Stated exercise >> Render each line from the one containing "alert-message: 5G Standalone" through the one containing "checkmark-icon — [294, 96, 308, 107]" as a JSON list of strings, one string per line, leaving out any blank lines.

Record extracts >>
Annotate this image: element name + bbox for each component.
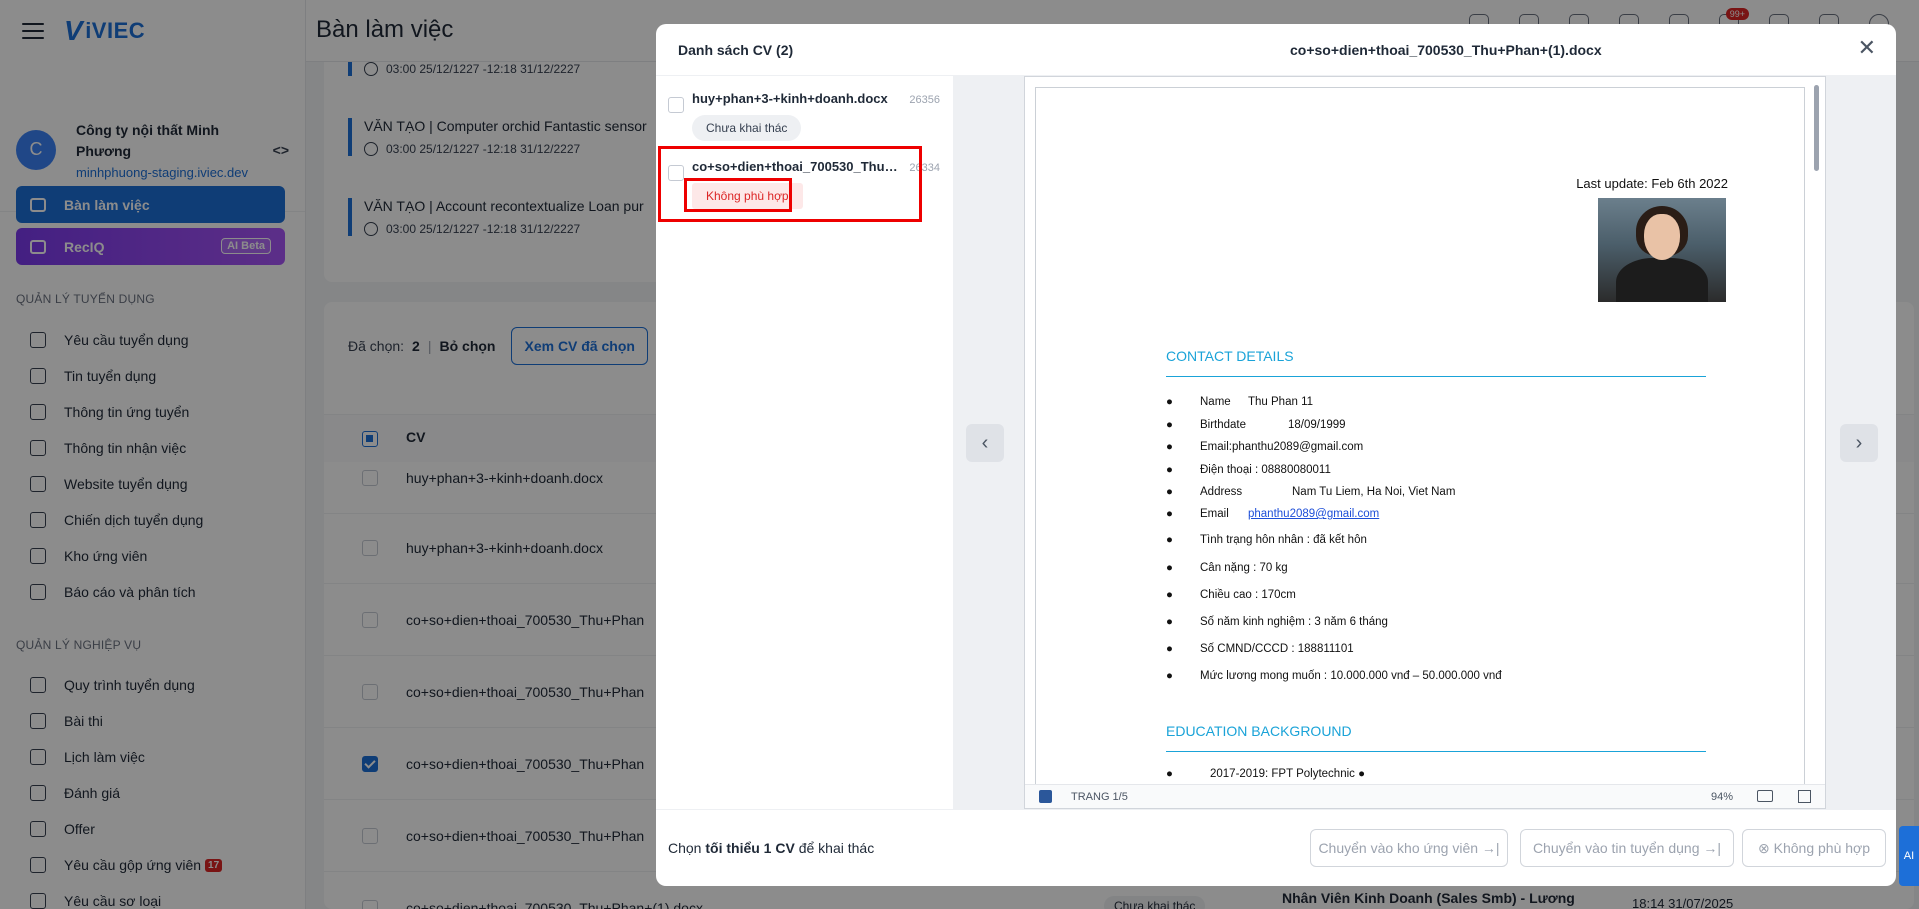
close-icon[interactable]: ✕: [1858, 37, 1876, 59]
contact-line: ● Điện thoại : 08880080011: [1166, 464, 1331, 476]
contact-line: ● Address Nam Tu Liem, Ha Noi, Viet Nam: [1166, 486, 1456, 498]
layout-icon[interactable]: [1757, 790, 1773, 802]
contact-line: ● Chiều cao : 170cm: [1166, 589, 1296, 601]
education-header: EDUCATION BACKGROUND: [1166, 723, 1352, 739]
contact-line: ● Mức lương mong muốn : 10.000.000 vnđ – …: [1166, 670, 1502, 682]
move-to-talent-pool-button[interactable]: Chuyển vào kho ứng viên →|: [1310, 829, 1508, 867]
status-tag: Chưa khai thác: [692, 115, 802, 141]
contact-line: ● Số CMND/CCCD : 188811101: [1166, 643, 1354, 655]
cv-item-checkbox[interactable]: [668, 97, 684, 113]
candidate-photo: [1598, 198, 1726, 302]
cv-list-item[interactable]: huy+phan+3-+kinh+doanh.docx 26356 Chưa k…: [656, 91, 954, 141]
modal-header: Danh sách CV (2) co+so+dien+thoai_700530…: [656, 24, 1896, 76]
contact-line: ● Email:phanthu2089@gmail.com: [1166, 441, 1364, 453]
page-indicator: TRANG 1/5: [1071, 791, 1128, 803]
modal-title: Danh sách CV (2): [678, 42, 794, 58]
fullscreen-icon[interactable]: [1798, 790, 1811, 803]
divider: [1166, 751, 1706, 752]
move-to-job-post-button[interactable]: Chuyển vào tin tuyển dụng →|: [1520, 829, 1734, 867]
zoom-level: 94%: [1710, 791, 1733, 803]
contact-line: ● Cân nặng : 70 kg: [1166, 562, 1288, 574]
contact-header: CONTACT DETAILS: [1166, 348, 1294, 364]
highlight-box: [684, 178, 792, 212]
document-scrollbar[interactable]: [1814, 85, 1819, 171]
document-page: Last update: Feb 6th 2022 CONTACT DETAIL…: [1035, 87, 1805, 792]
contact-line: ● Email phanthu2089@gmail.com: [1166, 508, 1380, 520]
prev-arrow-icon[interactable]: ‹: [966, 424, 1004, 462]
document-viewer: ‹ › Last update: Feb 6th 2022 CONTACT DE…: [954, 76, 1896, 809]
education-line: ● 2017-2019: FPT Polytechnic ●: [1166, 768, 1366, 780]
footer-hint: Chọn tối thiểu 1 CV để khai thác: [668, 840, 875, 856]
current-file-name: co+so+dien+thoai_700530_Thu+Phan+(1).doc…: [1290, 42, 1602, 58]
email-link[interactable]: phanthu2089@gmail.com: [1248, 508, 1379, 520]
ai-assistant-tab[interactable]: AI: [1899, 826, 1919, 886]
document-statusbar: TRANG 1/5 94%: [1025, 784, 1825, 808]
modal-footer: Chọn tối thiểu 1 CV để khai thác Chuyển …: [656, 809, 1896, 886]
document-frame: Last update: Feb 6th 2022 CONTACT DETAIL…: [1024, 76, 1826, 809]
contact-line: ● Birthdate 18/09/1999: [1166, 419, 1346, 431]
reject-button[interactable]: ⊗ Không phù hợp: [1742, 829, 1886, 867]
divider: [1166, 376, 1706, 377]
next-arrow-icon[interactable]: ›: [1840, 424, 1878, 462]
last-update-text: Last update: Feb 6th 2022: [1576, 176, 1728, 191]
cv-list-modal: Danh sách CV (2) co+so+dien+thoai_700530…: [656, 24, 1896, 886]
contact-line: ● Tình trạng hôn nhân : đã kết hôn: [1166, 534, 1367, 546]
contact-line: ● Name Thu Phan 11: [1166, 396, 1314, 408]
word-icon: [1039, 790, 1052, 803]
app: ViVIEC C Công ty nội thất Minh Phương mi…: [0, 0, 1919, 909]
contact-line: ● Số năm kinh nghiệm : 3 năm 6 tháng: [1166, 616, 1388, 628]
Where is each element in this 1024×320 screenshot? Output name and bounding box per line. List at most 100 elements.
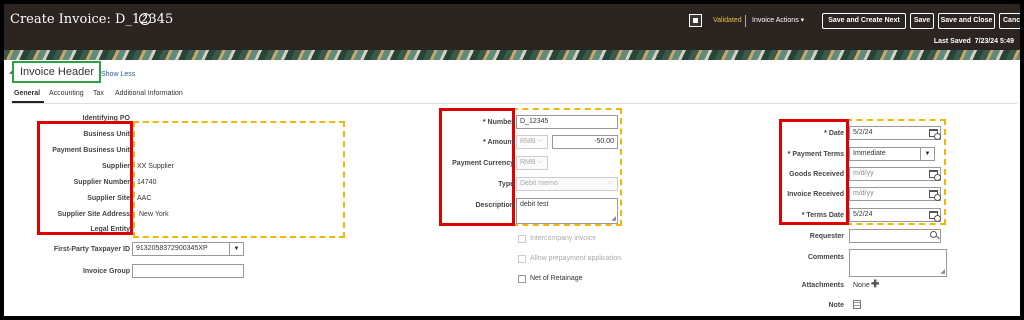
supplier-site-address-value: New York [139, 211, 169, 218]
tab-divider [12, 103, 1017, 104]
last-saved-bar: Last Saved 7/23/24 5:49 [4, 36, 1020, 50]
tab-additional-information[interactable]: Additional Information [115, 90, 183, 97]
calendar-icon[interactable] [929, 211, 941, 222]
chevron-down-icon: ⌵ [607, 179, 613, 186]
terms-date-input[interactable]: 5/2/24 [849, 208, 941, 222]
last-saved-label: Last Saved [933, 38, 971, 45]
description-label: Description [475, 202, 514, 209]
taxpayer-id-label: First-Party Taxpayer ID [53, 246, 130, 253]
section-title: Invoice Header [12, 61, 101, 83]
dropdown-arrow-icon[interactable]: ▼ [920, 148, 934, 160]
amount-currency-select[interactable]: RMB ⌵ [516, 135, 548, 149]
invoice-page: Create Invoice: D_12345 ? Validated Invo… [4, 4, 1020, 316]
amount-currency: RMB [520, 138, 536, 145]
intercompany-checkbox[interactable] [518, 235, 526, 243]
panel-toggle-icon[interactable] [689, 14, 702, 27]
supplier-number-label: Supplier Number [73, 179, 130, 186]
date-input[interactable]: 5/2/24 [849, 126, 941, 140]
description-value: debit test [520, 201, 549, 208]
supplier-number-value: 14740 [137, 179, 157, 186]
tab-accounting[interactable]: Accounting [49, 90, 84, 97]
terms-date-value: 5/2/24 [853, 211, 873, 218]
save-button[interactable]: Save [910, 13, 934, 29]
invoice-received-placeholder: m/d/yy [853, 190, 874, 197]
invoice-group-label: Invoice Group [82, 268, 130, 275]
top-bar: Create Invoice: D_12345 ? Validated Invo… [4, 4, 1020, 36]
tab-tax[interactable]: Tax [93, 90, 104, 97]
highlight-box-yellow [133, 121, 345, 238]
number-label: * Number [482, 119, 514, 126]
comments-textarea[interactable]: ◢ [849, 249, 947, 277]
note-label: Note [828, 302, 844, 309]
add-attachment-icon[interactable]: ✚ [871, 279, 879, 290]
invoice-actions-menu[interactable]: Invoice Actions ▾ [752, 16, 804, 24]
terms-date-label: * Terms Date [801, 212, 844, 219]
intercompany-label: Intercompany invoice [530, 235, 597, 242]
supplier-site-label: Supplier Site [87, 195, 130, 202]
allow-prepayment-checkbox[interactable] [518, 255, 526, 263]
payment-currency-label: Payment Currency [452, 160, 514, 167]
taxpayer-id-value: 9132058372900345XP [136, 245, 208, 252]
payment-terms-label: * Payment Terms [787, 151, 844, 158]
amount-input[interactable]: -50.00 [552, 135, 618, 149]
divider [745, 15, 746, 27]
chevron-down-icon: ⌵ [537, 158, 543, 165]
attachments-label: Attachments [801, 282, 844, 289]
save-create-next-button[interactable]: Save and Create Next [822, 13, 906, 29]
business-unit-label: Business Unit [83, 131, 130, 138]
payment-terms-value: Immediate [853, 150, 886, 157]
supplier-label: Supplier [101, 163, 130, 170]
save-close-button[interactable]: Save and Close [938, 13, 995, 29]
search-icon[interactable] [930, 231, 937, 238]
payment-currency-select[interactable]: RMB ⌵ [516, 156, 548, 170]
net-of-retainage-label: Net of Retainage [530, 275, 583, 282]
resize-handle-icon[interactable]: ◢ [940, 268, 945, 275]
date-value: 5/2/24 [853, 129, 873, 136]
validation-status: Validated [713, 17, 742, 24]
taxpayer-id-select[interactable]: 9132058372900345XP ▼ [132, 242, 244, 256]
last-saved-value: 7/23/24 5:49 [974, 38, 1014, 45]
resize-handle-icon[interactable]: ◢ [611, 215, 616, 222]
allow-prepayment-label: Allow prepayment application [530, 255, 622, 262]
number-input[interactable]: D_12345 [516, 115, 618, 129]
last-saved: Last Saved 7/23/24 5:49 [934, 38, 1014, 45]
note-icon[interactable] [853, 300, 861, 309]
type-value: Debit memo [520, 180, 558, 187]
chevron-down-icon: ⌵ [537, 137, 543, 144]
calendar-icon[interactable] [929, 190, 941, 201]
supplier-value: XX Supplier [137, 163, 174, 170]
show-less-link[interactable]: Show Less [101, 71, 135, 78]
goods-received-label: Goods Received [789, 171, 844, 178]
payment-business-unit-label: Payment Business Unit [52, 147, 130, 154]
dropdown-arrow-icon[interactable]: ▼ [229, 243, 243, 255]
identifying-po-label: Identifying PO [82, 115, 130, 122]
tab-general[interactable]: General [14, 90, 40, 97]
attachments-value: None [853, 282, 870, 289]
decorative-banner [4, 50, 1020, 60]
type-label: Type [498, 181, 514, 188]
invoice-received-label: Invoice Received [787, 191, 844, 198]
date-label: * Date [824, 130, 844, 137]
requester-input[interactable] [849, 229, 941, 243]
invoice-received-input[interactable]: m/d/yy [849, 187, 941, 201]
payment-currency-value: RMB [520, 159, 536, 166]
type-select[interactable]: Debit memo ⌵ [516, 177, 618, 191]
calendar-icon[interactable] [929, 129, 941, 140]
invoice-group-input[interactable] [132, 264, 244, 278]
amount-label: * Amount [483, 139, 514, 146]
supplier-site-value: AAC [137, 195, 152, 202]
help-icon[interactable]: ? [139, 13, 151, 25]
legal-entity-label: Legal Entity [90, 226, 130, 233]
requester-label: Requester [809, 233, 844, 240]
number-value: D_12345 [520, 118, 549, 125]
amount-value: -50.00 [594, 138, 614, 145]
supplier-site-address-label: Supplier Site Address [57, 211, 130, 218]
goods-received-placeholder: m/d/yy [853, 170, 874, 177]
calendar-icon[interactable] [929, 170, 941, 181]
cancel-button[interactable]: Cance [999, 13, 1020, 29]
comments-label: Comments [807, 254, 844, 261]
payment-terms-select[interactable]: Immediate ▼ [849, 147, 935, 161]
goods-received-input[interactable]: m/d/yy [849, 167, 941, 181]
net-of-retainage-checkbox[interactable] [518, 275, 526, 283]
description-textarea[interactable]: debit test ◢ [516, 198, 618, 224]
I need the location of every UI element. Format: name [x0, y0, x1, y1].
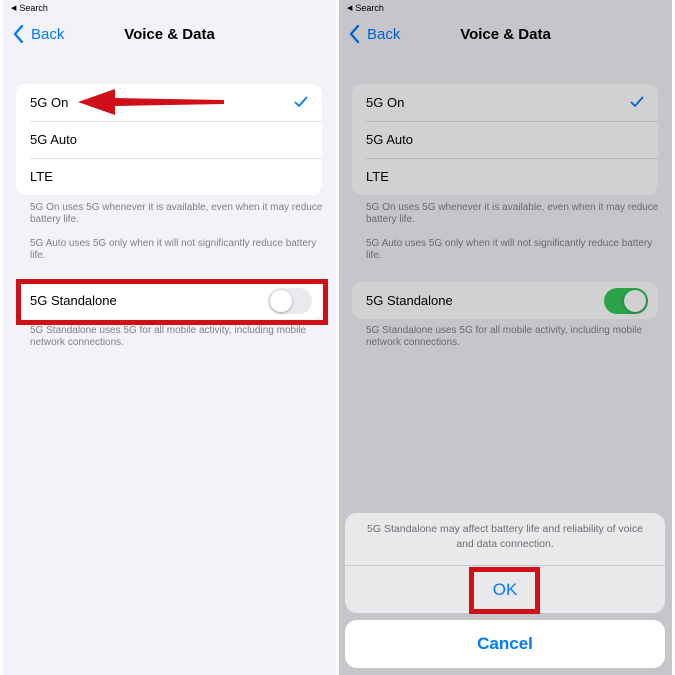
alert-message: 5G Standalone may affect battery life an… — [367, 523, 643, 550]
option-label: 5G On — [30, 95, 69, 110]
back-triangle-icon: ◀ — [11, 5, 17, 12]
option-5g-auto[interactable]: 5G Auto — [16, 121, 322, 158]
option-label: 5G Auto — [30, 132, 77, 147]
footnote-5g-on: 5G On uses 5G whenever it is available, … — [30, 202, 323, 225]
navigation-bar: Back Voice & Data — [3, 18, 336, 52]
red-highlight-box — [16, 279, 328, 325]
left-screen: ◀ Search Back Voice & Data 5G On 5G Auto… — [3, 0, 336, 675]
checkmark-icon — [294, 96, 308, 107]
status-bar-back-to-search[interactable]: ◀ Search — [11, 3, 48, 13]
red-arrow-annotation — [78, 89, 224, 115]
footnote-5g-auto: 5G Auto uses 5G only when it will not si… — [30, 238, 317, 261]
page-title: Voice & Data — [124, 26, 215, 43]
footnote-standalone: 5G Standalone uses 5G for all mobile act… — [30, 325, 307, 348]
cancel-button[interactable]: Cancel — [345, 620, 665, 668]
red-highlight-box — [469, 567, 540, 614]
right-screen: ◀ Search Back Voice & Data 5G On 5G Auto… — [339, 0, 672, 675]
option-label: LTE — [30, 169, 53, 184]
status-back-app-label: Search — [19, 3, 48, 13]
option-lte[interactable]: LTE — [16, 158, 322, 195]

Right answer >>
[
  "alert-message: 5G Standalone may affect battery life an… — [367, 523, 643, 550]",
  "option-label: 5G On — [30, 95, 69, 110]",
  "back-triangle-icon: ◀ — [11, 5, 17, 12]",
  "option-5g-auto[interactable]: 5G Auto — [16, 121, 322, 158]",
  "option-label: 5G Auto — [30, 132, 77, 147]",
  "footnote-5g-on: 5G On uses 5G whenever it is available, … — [30, 202, 323, 225]",
  "navigation-bar: Back Voice & Data — [3, 18, 336, 52]",
  "red-highlight-box — [16, 279, 328, 325]",
  "left-screen: ◀ Search Back Voice & Data 5G On 5G Auto… — [3, 0, 336, 675]",
  "checkmark-icon — [294, 96, 308, 107]"
]